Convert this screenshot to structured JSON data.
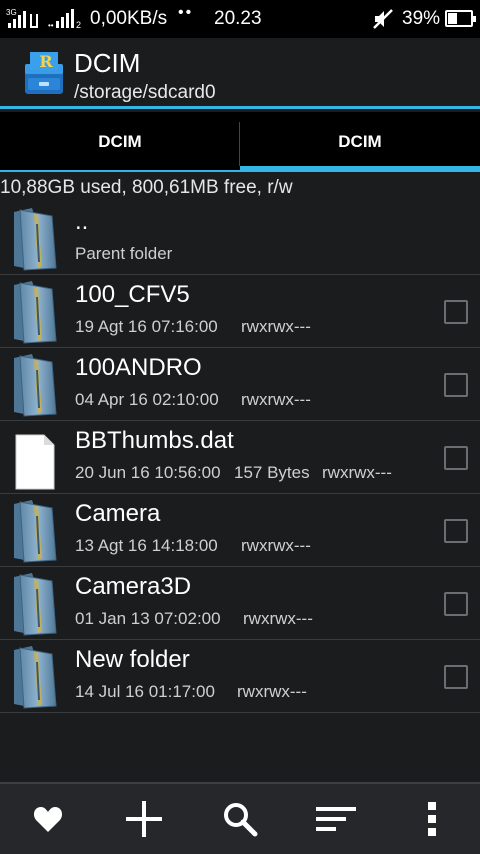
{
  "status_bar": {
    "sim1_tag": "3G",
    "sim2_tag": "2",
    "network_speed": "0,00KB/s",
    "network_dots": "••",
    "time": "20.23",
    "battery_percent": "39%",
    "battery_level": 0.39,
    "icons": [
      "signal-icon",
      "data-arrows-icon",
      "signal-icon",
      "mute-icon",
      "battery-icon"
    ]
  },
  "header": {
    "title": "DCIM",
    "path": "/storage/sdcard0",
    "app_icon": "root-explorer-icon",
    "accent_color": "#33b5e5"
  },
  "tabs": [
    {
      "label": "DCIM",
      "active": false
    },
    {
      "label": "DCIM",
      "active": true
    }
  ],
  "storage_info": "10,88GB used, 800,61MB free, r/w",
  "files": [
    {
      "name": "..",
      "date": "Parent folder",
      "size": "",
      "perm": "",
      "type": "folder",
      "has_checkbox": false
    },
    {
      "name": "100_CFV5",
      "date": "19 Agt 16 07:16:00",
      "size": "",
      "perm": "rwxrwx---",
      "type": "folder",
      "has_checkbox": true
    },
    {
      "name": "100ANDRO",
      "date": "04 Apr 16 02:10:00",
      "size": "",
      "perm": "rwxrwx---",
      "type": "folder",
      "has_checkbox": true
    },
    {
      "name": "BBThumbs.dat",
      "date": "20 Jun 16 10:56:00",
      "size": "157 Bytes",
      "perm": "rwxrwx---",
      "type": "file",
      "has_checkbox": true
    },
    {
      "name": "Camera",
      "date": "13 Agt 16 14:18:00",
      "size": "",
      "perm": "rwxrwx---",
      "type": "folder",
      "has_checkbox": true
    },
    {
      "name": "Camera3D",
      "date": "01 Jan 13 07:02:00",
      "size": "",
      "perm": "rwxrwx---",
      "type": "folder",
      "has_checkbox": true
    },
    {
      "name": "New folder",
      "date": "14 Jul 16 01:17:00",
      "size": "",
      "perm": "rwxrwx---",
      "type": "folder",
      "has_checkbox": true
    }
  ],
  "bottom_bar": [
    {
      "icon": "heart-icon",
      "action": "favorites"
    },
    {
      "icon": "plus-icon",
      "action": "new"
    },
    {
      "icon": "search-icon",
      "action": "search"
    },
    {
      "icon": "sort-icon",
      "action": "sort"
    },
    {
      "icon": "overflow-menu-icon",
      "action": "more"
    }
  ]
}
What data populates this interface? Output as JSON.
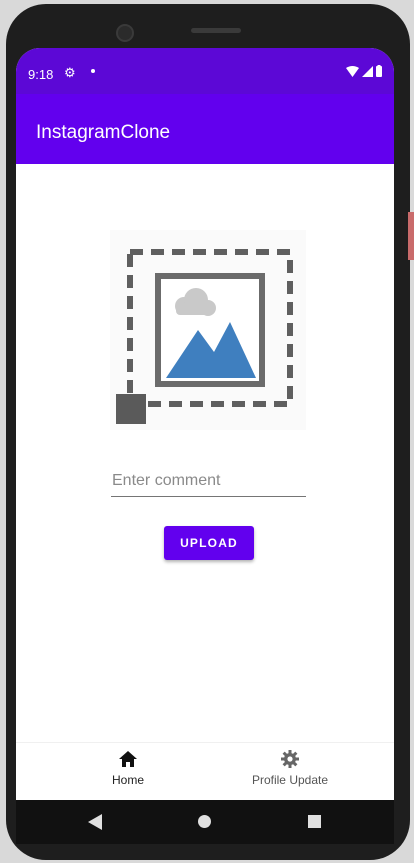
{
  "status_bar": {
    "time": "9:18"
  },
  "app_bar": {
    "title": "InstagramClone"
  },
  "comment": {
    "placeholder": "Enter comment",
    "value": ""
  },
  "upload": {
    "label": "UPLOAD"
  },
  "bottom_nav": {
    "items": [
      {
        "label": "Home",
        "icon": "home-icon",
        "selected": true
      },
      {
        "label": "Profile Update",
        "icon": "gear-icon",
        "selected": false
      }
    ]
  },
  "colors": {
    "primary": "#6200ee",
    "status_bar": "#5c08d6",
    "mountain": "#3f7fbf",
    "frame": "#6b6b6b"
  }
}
++++
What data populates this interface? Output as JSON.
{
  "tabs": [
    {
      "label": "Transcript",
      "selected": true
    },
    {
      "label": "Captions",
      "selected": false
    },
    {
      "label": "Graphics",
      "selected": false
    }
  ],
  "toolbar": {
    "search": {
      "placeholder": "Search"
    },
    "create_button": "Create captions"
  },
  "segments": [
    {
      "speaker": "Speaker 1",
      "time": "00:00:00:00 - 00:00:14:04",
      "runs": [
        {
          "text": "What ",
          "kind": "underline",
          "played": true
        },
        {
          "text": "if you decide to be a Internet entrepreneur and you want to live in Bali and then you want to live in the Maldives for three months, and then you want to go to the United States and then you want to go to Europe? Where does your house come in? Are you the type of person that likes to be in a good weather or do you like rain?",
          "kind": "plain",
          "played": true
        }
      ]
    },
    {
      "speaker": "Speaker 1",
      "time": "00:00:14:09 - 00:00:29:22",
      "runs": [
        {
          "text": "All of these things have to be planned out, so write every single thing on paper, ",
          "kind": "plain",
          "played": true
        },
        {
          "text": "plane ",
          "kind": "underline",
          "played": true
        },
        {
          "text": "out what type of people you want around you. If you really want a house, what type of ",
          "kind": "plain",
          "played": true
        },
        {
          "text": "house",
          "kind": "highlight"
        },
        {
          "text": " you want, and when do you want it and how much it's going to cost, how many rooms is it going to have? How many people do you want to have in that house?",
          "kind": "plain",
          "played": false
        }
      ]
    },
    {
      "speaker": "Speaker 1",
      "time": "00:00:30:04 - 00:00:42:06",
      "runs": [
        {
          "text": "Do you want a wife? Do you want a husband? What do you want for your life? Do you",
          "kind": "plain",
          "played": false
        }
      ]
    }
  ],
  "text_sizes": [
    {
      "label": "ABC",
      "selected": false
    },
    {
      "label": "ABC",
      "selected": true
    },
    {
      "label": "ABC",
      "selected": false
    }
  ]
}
++++
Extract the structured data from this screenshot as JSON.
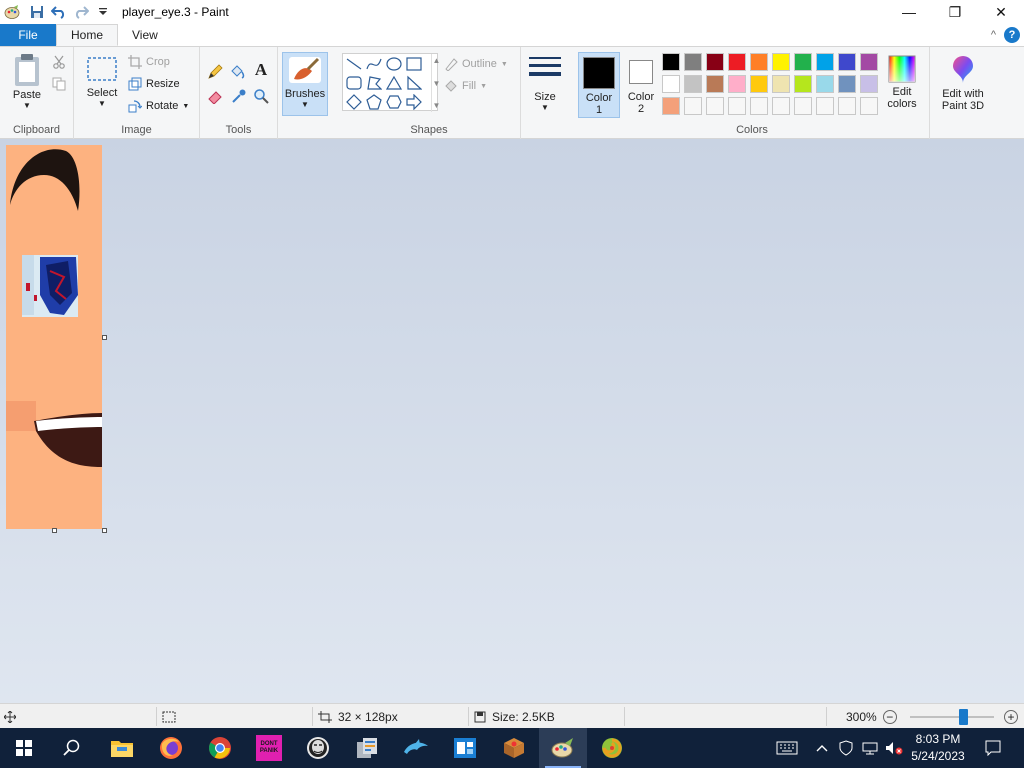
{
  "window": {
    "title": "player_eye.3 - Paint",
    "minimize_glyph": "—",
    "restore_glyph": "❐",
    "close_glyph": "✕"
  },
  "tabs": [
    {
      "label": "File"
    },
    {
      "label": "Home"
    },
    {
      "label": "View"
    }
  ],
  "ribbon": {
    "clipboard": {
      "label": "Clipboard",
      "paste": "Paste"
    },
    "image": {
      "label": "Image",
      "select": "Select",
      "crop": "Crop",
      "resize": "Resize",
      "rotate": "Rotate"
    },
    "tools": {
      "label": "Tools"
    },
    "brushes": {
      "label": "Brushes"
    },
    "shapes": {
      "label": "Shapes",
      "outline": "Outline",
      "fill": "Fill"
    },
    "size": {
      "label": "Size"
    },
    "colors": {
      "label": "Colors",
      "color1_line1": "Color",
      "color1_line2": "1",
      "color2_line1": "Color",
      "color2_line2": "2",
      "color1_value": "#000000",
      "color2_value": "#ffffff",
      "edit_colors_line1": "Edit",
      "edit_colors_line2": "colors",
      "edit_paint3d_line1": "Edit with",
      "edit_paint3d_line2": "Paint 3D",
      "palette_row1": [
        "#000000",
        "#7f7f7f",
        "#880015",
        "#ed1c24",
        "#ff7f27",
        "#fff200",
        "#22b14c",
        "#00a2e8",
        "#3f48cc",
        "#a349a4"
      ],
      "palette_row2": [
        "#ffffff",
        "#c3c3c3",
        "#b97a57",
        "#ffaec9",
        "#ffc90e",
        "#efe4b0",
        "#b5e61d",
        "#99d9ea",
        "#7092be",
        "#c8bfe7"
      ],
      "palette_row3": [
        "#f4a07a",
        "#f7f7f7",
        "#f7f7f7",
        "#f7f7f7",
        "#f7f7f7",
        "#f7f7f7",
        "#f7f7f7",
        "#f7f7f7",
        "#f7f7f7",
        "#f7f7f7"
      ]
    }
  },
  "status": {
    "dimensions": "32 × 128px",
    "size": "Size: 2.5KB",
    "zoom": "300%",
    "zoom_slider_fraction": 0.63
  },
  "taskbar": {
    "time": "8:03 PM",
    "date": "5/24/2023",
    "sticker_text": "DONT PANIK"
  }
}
++++
## DIRECTIONS
From the entries above, return each line with the word "want" in it.

## EXPECTED ANSWER
          "text": "if you decide to be a Internet entrepreneur and you want to live in Bali and then you want to live in the Maldives for three months, and then you want to go to the United States and then you want to go to Europe? Where does your house come in? Are you the type of person that likes to be in a good weather or do you like rain?",
          "text": "out what type of people you want around you. If you really want a house, what type of ",
          "text": " you want, and when do you want it and how much it's going to cost, how many rooms is it going to have? How many people do you want to have in that house?",
          "text": "Do you want a wife? Do you want a husband? What do you want for your life? Do you",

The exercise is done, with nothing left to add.